#### TASK TO COMPLETE
Would you transcribe the whole listing exactly, minus its pictures?

#### GIVEN DATA

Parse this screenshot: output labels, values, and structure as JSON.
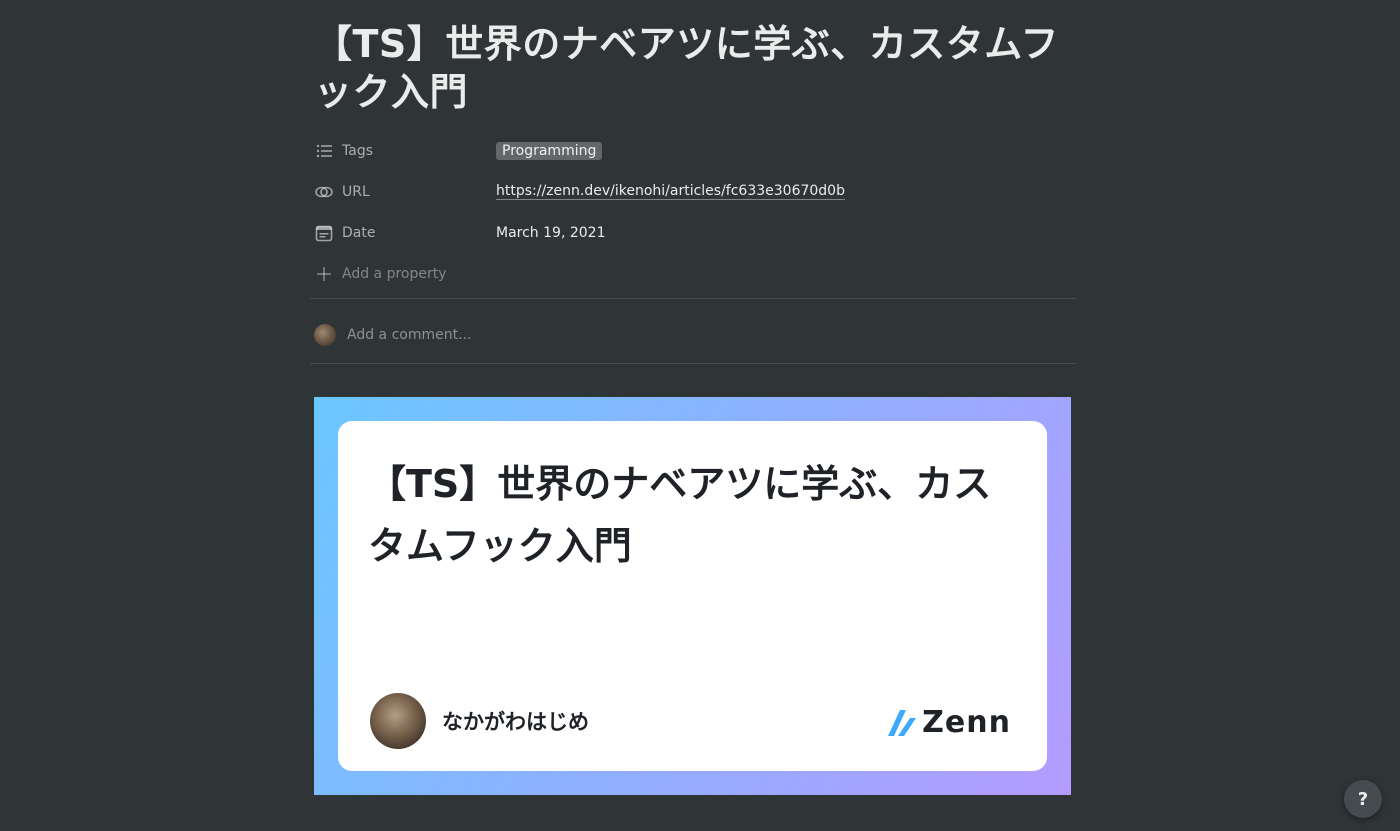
{
  "page": {
    "title": "【TS】世界のナベアツに学ぶ、カスタムフック入門"
  },
  "properties": [
    {
      "name": "Tags",
      "icon": "list-icon",
      "value": "Programming"
    },
    {
      "name": "URL",
      "icon": "link-icon",
      "value": "https://zenn.dev/ikenohi/articles/fc633e30670d0b"
    },
    {
      "name": "Date",
      "icon": "calendar-icon",
      "value": "March 19, 2021"
    }
  ],
  "add_property_label": "Add a property",
  "comment": {
    "placeholder": "Add a comment..."
  },
  "og_card": {
    "title": "【TS】世界のナベアツに学ぶ、カスタムフック入門",
    "author": "なかがわはじめ",
    "brand": "Zenn"
  },
  "help_label": "?",
  "colors": {
    "background": "#2f3437",
    "brand_blue": "#3ea8ff"
  }
}
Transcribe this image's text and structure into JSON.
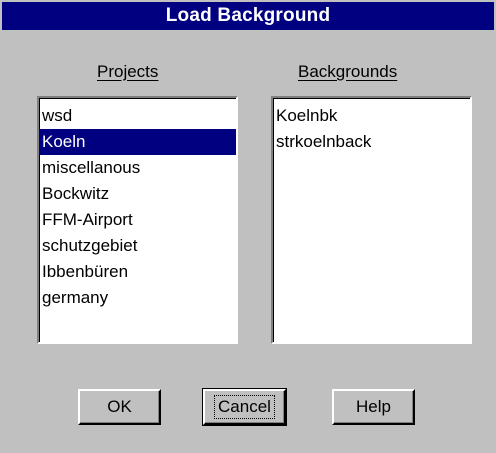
{
  "dialog": {
    "title": "Load Background"
  },
  "projects": {
    "label": "Projects",
    "items": [
      "wsd",
      "Koeln",
      "miscellanous",
      "Bockwitz",
      "FFM-Airport",
      "schutzgebiet",
      "Ibbenbüren",
      "germany"
    ],
    "selected_index": 1
  },
  "backgrounds": {
    "label": "Backgrounds",
    "items": [
      "Koelnbk",
      "strkoelnback"
    ]
  },
  "buttons": {
    "ok": "OK",
    "cancel": "Cancel",
    "help": "Help"
  },
  "colors": {
    "titlebar": "#000080",
    "selection": "#000080",
    "face": "#c0c0c0"
  }
}
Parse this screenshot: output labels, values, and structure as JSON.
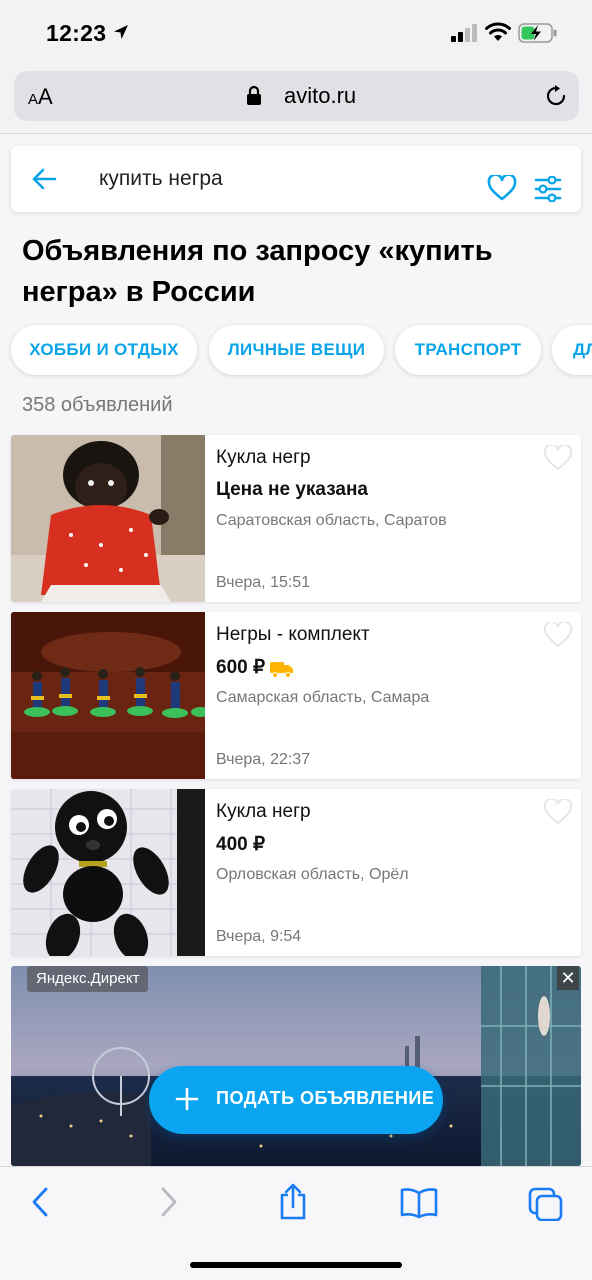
{
  "status_bar": {
    "time": "12:23"
  },
  "browser": {
    "text_size_label_small": "A",
    "text_size_label_large": "A",
    "domain": "avito.ru"
  },
  "search": {
    "query": "купить негра"
  },
  "headline": "Объявления по запросу «купить негра» в России",
  "categories": [
    "ХОББИ И ОТДЫХ",
    "ЛИЧНЫЕ ВЕЩИ",
    "ТРАНСПОРТ",
    "ДЛ"
  ],
  "results_count": "358 объявлений",
  "listings": [
    {
      "title": "Кукла негр",
      "price": "Цена не указана",
      "delivery": false,
      "location": "Саратовская область, Саратов",
      "date": "Вчера, 15:51"
    },
    {
      "title": "Негры - комплект",
      "price": "600 ₽",
      "delivery": true,
      "location": "Самарская область, Самара",
      "date": "Вчера, 22:37"
    },
    {
      "title": "Кукла негр",
      "price": "400 ₽",
      "delivery": false,
      "location": "Орловская область, Орёл",
      "date": "Вчера, 9:54"
    }
  ],
  "ad": {
    "badge": "Яндекс.Директ",
    "close": "✕"
  },
  "post_ad_button": "ПОДАТЬ ОБЪЯВЛЕНИЕ",
  "colors": {
    "accent": "#0aa4e8",
    "fab": "#0aa4f0",
    "delivery": "#ffb400",
    "ios_blue": "#1a7cf5"
  },
  "icons": [
    "location-arrow-icon",
    "signal-icon",
    "wifi-icon",
    "battery-charging-icon",
    "lock-icon",
    "reload-icon",
    "back-arrow-icon",
    "heart-icon",
    "filter-icon",
    "truck-icon",
    "plus-icon",
    "chevron-left-icon",
    "chevron-right-icon",
    "share-icon",
    "bookmarks-icon",
    "tabs-icon"
  ]
}
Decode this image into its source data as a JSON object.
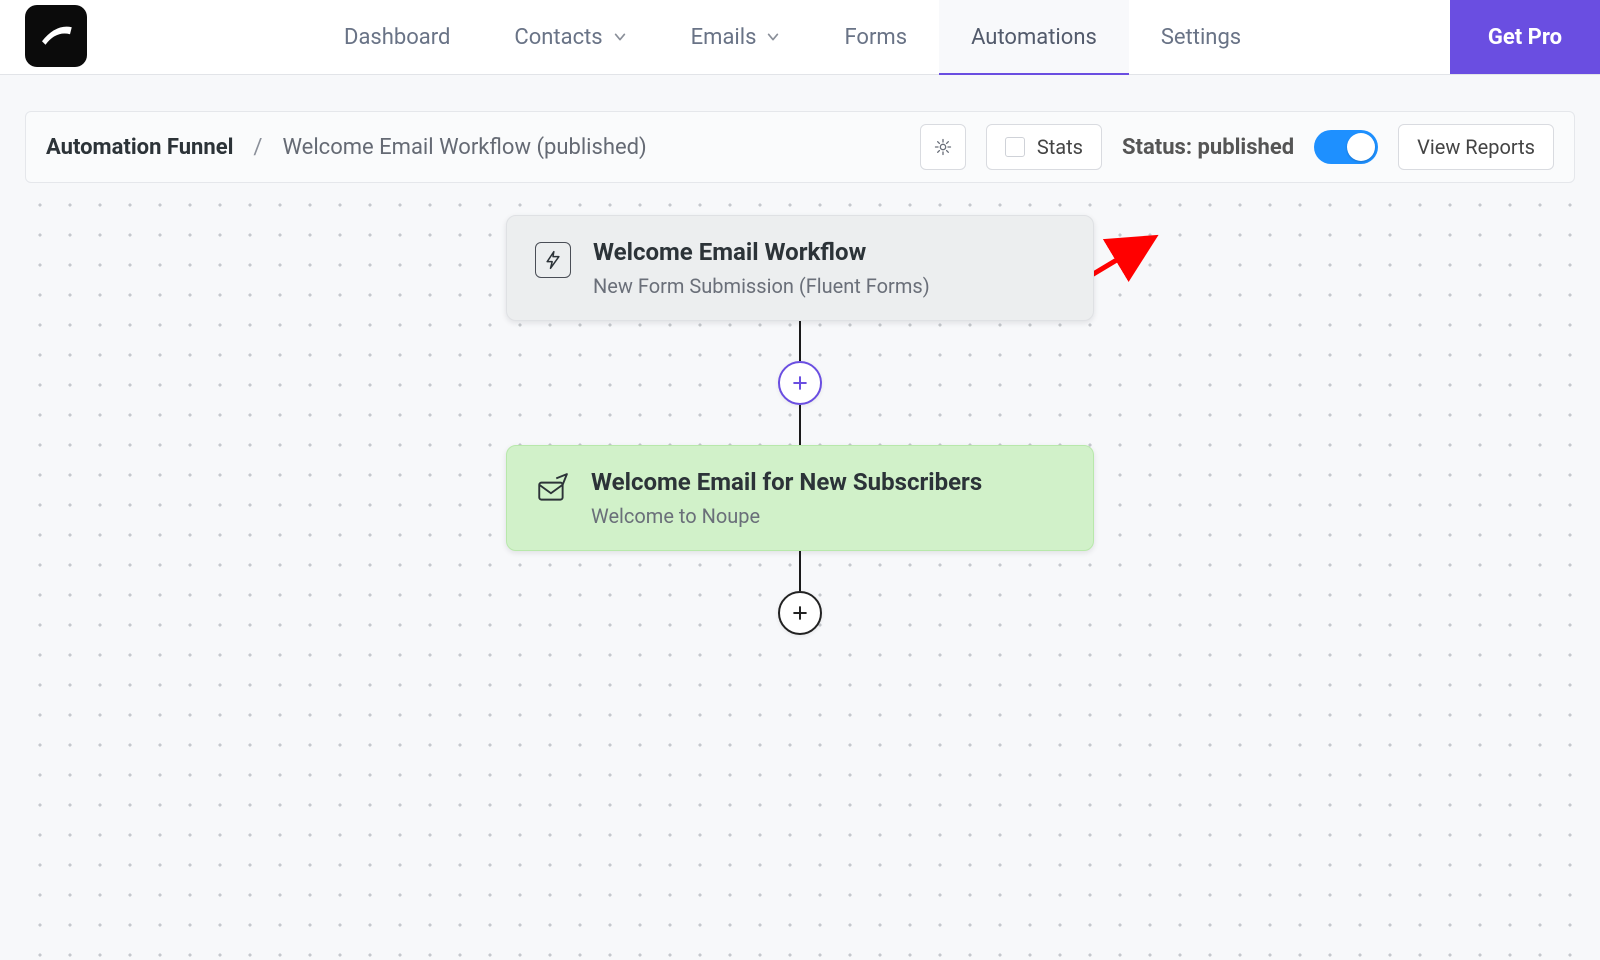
{
  "nav": {
    "items": [
      {
        "label": "Dashboard",
        "active": false,
        "has_submenu": false
      },
      {
        "label": "Contacts",
        "active": false,
        "has_submenu": true
      },
      {
        "label": "Emails",
        "active": false,
        "has_submenu": true
      },
      {
        "label": "Forms",
        "active": false,
        "has_submenu": false
      },
      {
        "label": "Automations",
        "active": true,
        "has_submenu": false
      },
      {
        "label": "Settings",
        "active": false,
        "has_submenu": false
      }
    ],
    "get_pro_label": "Get Pro"
  },
  "header": {
    "title": "Automation Funnel",
    "separator": "/",
    "subtitle": "Welcome Email Workflow (published)",
    "settings_icon": "gear-icon",
    "stats_label": "Stats",
    "status_prefix": "Status:",
    "status_value": "published",
    "status_toggle_on": true,
    "view_reports_label": "View Reports"
  },
  "flow": {
    "trigger": {
      "title": "Welcome Email Workflow",
      "subtitle": "New Form Submission (Fluent Forms)",
      "icon": "bolt-icon"
    },
    "action": {
      "title": "Welcome Email for New Subscribers",
      "subtitle": "Welcome to Noupe",
      "icon": "send-mail-icon"
    },
    "add_icon": "plus-icon"
  },
  "colors": {
    "accent_purple": "#6a4ee1",
    "toggle_blue": "#1e90ff",
    "action_bg": "#d1f1c9"
  }
}
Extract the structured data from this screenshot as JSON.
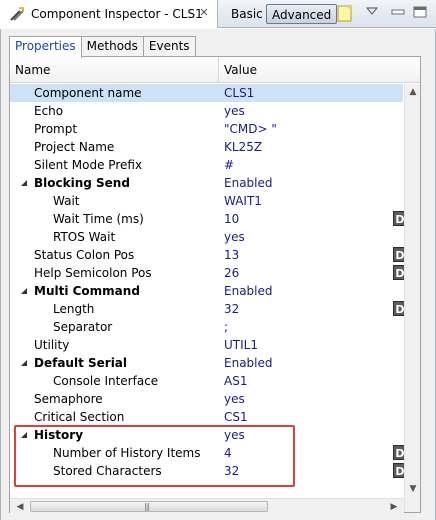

#### THE COMPLETED TASK
Parse this screenshot: output labels, values, and structure as JSON.
{
  "page": {
    "title": "【TS】世界のナベアツに学ぶ、カスタムフック入門"
  },
  "properties": [
    {
      "name": "Tags",
      "icon": "list-icon",
      "value": "Programming"
    },
    {
      "name": "URL",
      "icon": "link-icon",
      "value": "https://zenn.dev/ikenohi/articles/fc633e30670d0b"
    },
    {
      "name": "Date",
      "icon": "calendar-icon",
      "value": "March 19, 2021"
    }
  ],
  "add_property_label": "Add a property",
  "comment": {
    "placeholder": "Add a comment..."
  },
  "og_card": {
    "title": "【TS】世界のナベアツに学ぶ、カスタムフック入門",
    "author": "なかがわはじめ",
    "brand": "Zenn"
  },
  "help_label": "?",
  "colors": {
    "background": "#2f3437",
    "brand_blue": "#3ea8ff"
  }
}
Transcribe this image's text and structure into JSON.
{
  "dialog": {
    "title": "Load Background"
  },
  "projects": {
    "label": "Projects",
    "items": [
      "wsd",
      "Koeln",
      "miscellanous",
      "Bockwitz",
      "FFM-Airport",
      "schutzgebiet",
      "Ibbenbüren",
      "germany"
    ],
    "selected_index": 1
  },
  "backgrounds": {
    "label": "Backgrounds",
    "items": [
      "Koelnbk",
      "strkoelnback"
    ]
  },
  "buttons": {
    "ok": "OK",
    "cancel": "Cancel",
    "help": "Help"
  },
  "colors": {
    "titlebar": "#000080",
    "selection": "#000080",
    "face": "#c0c0c0"
  }
}
Parse this screenshot: output labels, values, and structure as JSON.
{
  "status_bar": {
    "time": "12:23"
  },
  "browser": {
    "text_size_label_small": "A",
    "text_size_label_large": "A",
    "domain": "avito.ru"
  },
  "search": {
    "query": "купить негра"
  },
  "headline": "Объявления по запросу «купить негра» в России",
  "categories": [
    "ХОББИ И ОТДЫХ",
    "ЛИЧНЫЕ ВЕЩИ",
    "ТРАНСПОРТ",
    "ДЛ"
  ],
  "results_count": "358 объявлений",
  "listings": [
    {
      "title": "Кукла негр",
      "price": "Цена не указана",
      "delivery": false,
      "location": "Саратовская область, Саратов",
      "date": "Вчера, 15:51"
    },
    {
      "title": "Негры - комплект",
      "price": "600 ₽",
      "delivery": true,
      "location": "Самарская область, Самара",
      "date": "Вчера, 22:37"
    },
    {
      "title": "Кукла негр",
      "price": "400 ₽",
      "delivery": false,
      "location": "Орловская область, Орёл",
      "date": "Вчера, 9:54"
    }
  ],
  "ad": {
    "badge": "Яндекс.Директ",
    "close": "✕"
  },
  "post_ad_button": "ПОДАТЬ ОБЪЯВЛЕНИЕ",
  "colors": {
    "accent": "#0aa4e8",
    "fab": "#0aa4f0",
    "delivery": "#ffb400",
    "ios_blue": "#1a7cf5"
  },
  "icons": [
    "location-arrow-icon",
    "signal-icon",
    "wifi-icon",
    "battery-charging-icon",
    "lock-icon",
    "reload-icon",
    "back-arrow-icon",
    "heart-icon",
    "filter-icon",
    "truck-icon",
    "plus-icon",
    "chevron-left-icon",
    "chevron-right-icon",
    "share-icon",
    "bookmarks-icon",
    "tabs-icon"
  ]
}
Decode this image into its source data as a JSON object.
{
  "nav": {
    "items": [
      {
        "label": "Dashboard",
        "active": false,
        "has_submenu": false
      },
      {
        "label": "Contacts",
        "active": false,
        "has_submenu": true
      },
      {
        "label": "Emails",
        "active": false,
        "has_submenu": true
      },
      {
        "label": "Forms",
        "active": false,
        "has_submenu": false
      },
      {
        "label": "Automations",
        "active": true,
        "has_submenu": false
      },
      {
        "label": "Settings",
        "active": false,
        "has_submenu": false
      }
    ],
    "get_pro_label": "Get Pro"
  },
  "header": {
    "title": "Automation Funnel",
    "separator": "/",
    "subtitle": "Welcome Email Workflow (published)",
    "settings_icon": "gear-icon",
    "stats_label": "Stats",
    "status_prefix": "Status:",
    "status_value": "published",
    "status_toggle_on": true,
    "view_reports_label": "View Reports"
  },
  "flow": {
    "trigger": {
      "title": "Welcome Email Workflow",
      "subtitle": "New Form Submission (Fluent Forms)",
      "icon": "bolt-icon"
    },
    "action": {
      "title": "Welcome Email for New Subscribers",
      "subtitle": "Welcome to Noupe",
      "icon": "send-mail-icon"
    },
    "add_icon": "plus-icon"
  },
  "colors": {
    "accent_purple": "#6a4ee1",
    "toggle_blue": "#1e90ff",
    "action_bg": "#d1f1c9"
  }
}
Extract the structured data from this screenshot as JSON.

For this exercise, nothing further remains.